[Data listing]

** BEGIN **

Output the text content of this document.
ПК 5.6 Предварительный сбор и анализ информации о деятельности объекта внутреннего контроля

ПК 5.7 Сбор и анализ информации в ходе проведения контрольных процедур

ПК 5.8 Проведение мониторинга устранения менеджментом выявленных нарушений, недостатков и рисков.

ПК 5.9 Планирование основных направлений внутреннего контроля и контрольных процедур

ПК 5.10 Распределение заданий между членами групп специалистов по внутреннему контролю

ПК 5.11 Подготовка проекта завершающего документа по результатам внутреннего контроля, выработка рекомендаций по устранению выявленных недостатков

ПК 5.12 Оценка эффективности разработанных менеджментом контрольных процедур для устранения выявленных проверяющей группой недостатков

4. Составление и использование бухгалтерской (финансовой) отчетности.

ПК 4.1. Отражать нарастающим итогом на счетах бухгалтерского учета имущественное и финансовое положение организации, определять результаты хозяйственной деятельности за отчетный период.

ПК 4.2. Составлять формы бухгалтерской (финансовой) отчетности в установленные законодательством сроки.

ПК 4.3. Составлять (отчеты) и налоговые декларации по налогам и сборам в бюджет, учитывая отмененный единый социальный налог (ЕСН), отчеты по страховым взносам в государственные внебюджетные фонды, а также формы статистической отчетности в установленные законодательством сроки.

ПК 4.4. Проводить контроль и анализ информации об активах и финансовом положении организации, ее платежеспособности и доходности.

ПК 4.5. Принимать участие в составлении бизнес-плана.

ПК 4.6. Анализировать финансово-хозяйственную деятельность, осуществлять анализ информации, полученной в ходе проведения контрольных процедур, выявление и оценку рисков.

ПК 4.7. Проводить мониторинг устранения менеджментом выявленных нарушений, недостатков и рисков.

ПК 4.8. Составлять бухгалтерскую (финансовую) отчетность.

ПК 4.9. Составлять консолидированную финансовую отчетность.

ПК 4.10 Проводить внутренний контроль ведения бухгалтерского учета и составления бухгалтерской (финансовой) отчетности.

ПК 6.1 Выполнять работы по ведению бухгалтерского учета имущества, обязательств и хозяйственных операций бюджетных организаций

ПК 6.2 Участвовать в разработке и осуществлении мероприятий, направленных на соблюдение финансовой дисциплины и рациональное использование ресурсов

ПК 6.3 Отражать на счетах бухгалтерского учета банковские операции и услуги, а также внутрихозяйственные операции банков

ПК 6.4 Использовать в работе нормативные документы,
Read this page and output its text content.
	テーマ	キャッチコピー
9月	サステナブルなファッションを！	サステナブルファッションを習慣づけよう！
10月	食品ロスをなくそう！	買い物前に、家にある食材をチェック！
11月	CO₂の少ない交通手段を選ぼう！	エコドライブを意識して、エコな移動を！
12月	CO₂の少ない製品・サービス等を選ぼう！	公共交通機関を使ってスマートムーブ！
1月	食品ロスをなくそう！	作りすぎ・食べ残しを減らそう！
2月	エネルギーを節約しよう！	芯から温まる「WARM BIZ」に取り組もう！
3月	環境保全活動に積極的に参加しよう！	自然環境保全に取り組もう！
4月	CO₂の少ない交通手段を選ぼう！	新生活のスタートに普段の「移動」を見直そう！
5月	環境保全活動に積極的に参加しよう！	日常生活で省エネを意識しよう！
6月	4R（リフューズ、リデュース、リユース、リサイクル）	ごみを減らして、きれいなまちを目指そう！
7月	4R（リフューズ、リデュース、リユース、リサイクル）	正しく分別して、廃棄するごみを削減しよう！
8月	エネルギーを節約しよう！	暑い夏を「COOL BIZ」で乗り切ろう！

** END **

Stated task => Output an exact copy of each record.

Answer below =>
Output the text content of this document.
ПК 5.6 Предварительный сбор и анализ информации о деятельности объекта внутреннего контроля

ПК 5.7 Сбор и анализ информации в ходе проведения контрольных процедур

ПК 5.8 Проведение мониторинга устранения менеджментом выявленных нарушений, недостатков и рисков.

ПК 5.9 Планирование основных направлений внутреннего контроля и контрольных процедур

ПК 5.10 Распределение заданий между членами групп специалистов по внутреннему контролю

ПК 5.11 Подготовка проекта завершающего документа по результатам внутреннего контроля, выработка рекомендаций по устранению выявленных недостатков

ПК 5.12 Оценка эффективности разработанных менеджментом контрольных процедур для устранения выявленных проверяющей группой недостатков

4. Составление и использование бухгалтерской (финансовой) отчетности.

ПК 4.1. Отражать нарастающим итогом на счетах бухгалтерского учета имущественное и финансовое положение организации, определять результаты хозяйственной деятельности за отчетный период.

ПК 4.2. Составлять формы бухгалтерской (финансовой) отчетности в установленные законодательством сроки.

ПК 4.3. Составлять (отчеты) и налоговые декларации по налогам и сборам в бюджет, учитывая отмененный единый социальный налог (ЕСН), отчеты по страховым взносам в государственные внебюджетные фонды, а также формы статистической отчетности в установленные законодательством сроки.

ПК 4.4. Проводить контроль и анализ информации об активах и финансовом положении организации, ее платежеспособности и доходности.

ПК 4.5. Принимать участие в составлении бизнес-плана.

ПК 4.6. Анализировать финансово-хозяйственную деятельность, осуществлять анализ информации, полученной в ходе проведения контрольных процедур, выявление и оценку рисков.

ПК 4.7. Проводить мониторинг устранения менеджментом выявленных нарушений, недостатков и рисков.

ПК 4.8. Составлять бухгалтерскую (финансовую) отчетность.

ПК 4.9. Составлять консолидированную финансовую отчетность.

ПК 4.10 Проводить внутренний контроль ведения бухгалтерского учета и составления бухгалтерской (финансовой) отчетности.

ПК 6.1 Выполнять работы по ведению бухгалтерского учета имущества, обязательств и хозяйственных операций бюджетных организаций

ПК 6.2 Участвовать в разработке и осуществлении мероприятий, направленных на соблюдение финансовой дисциплины и рациональное использование ресурсов

ПК 6.3 Отражать на счетах бухгалтерского учета банковские операции и услуги, а также внутрихозяйственные операции банков

ПК 6.4 Использовать в работе нормативные документы,
Read this page and output its text content.
	テーマ	キャッチコピー
9月	サステナブルなファッションを！	サステナブルファッションを習慣づけよう！
10月	食品ロスをなくそう！	買い物前に、家にある食材をチェック！
11月	CO₂の少ない交通手段を選ぼう！	エコドライブを意識して、エコな移動を！
12月	CO₂の少ない製品・サービス等を選ぼう！	公共交通機関を使ってスマートムーブ！
1月	食品ロスをなくそう！	作りすぎ・食べ残しを減らそう！
2月	エネルギーを節約しよう！	芯から温まる「WARM BIZ」に取り組もう！
3月	環境保全活動に積極的に参加しよう！	自然環境保全に取り組もう！
4月	CO₂の少ない交通手段を選ぼう！	新生活のスタートに普段の「移動」を見直そう！
5月	環境保全活動に積極的に参加しよう！	日常生活で省エネを意識しよう！
6月	4R（リフューズ、リデュース、リユース、リサイクル）	ごみを減らして、きれいなまちを目指そう！
7月	4R（リフューズ、リデュース、リユース、リサイクル）	正しく分別して、廃棄するごみを削減しよう！
8月	エネルギーを節約しよう！	暑い夏を「COOL BIZ」で乗り切ろう！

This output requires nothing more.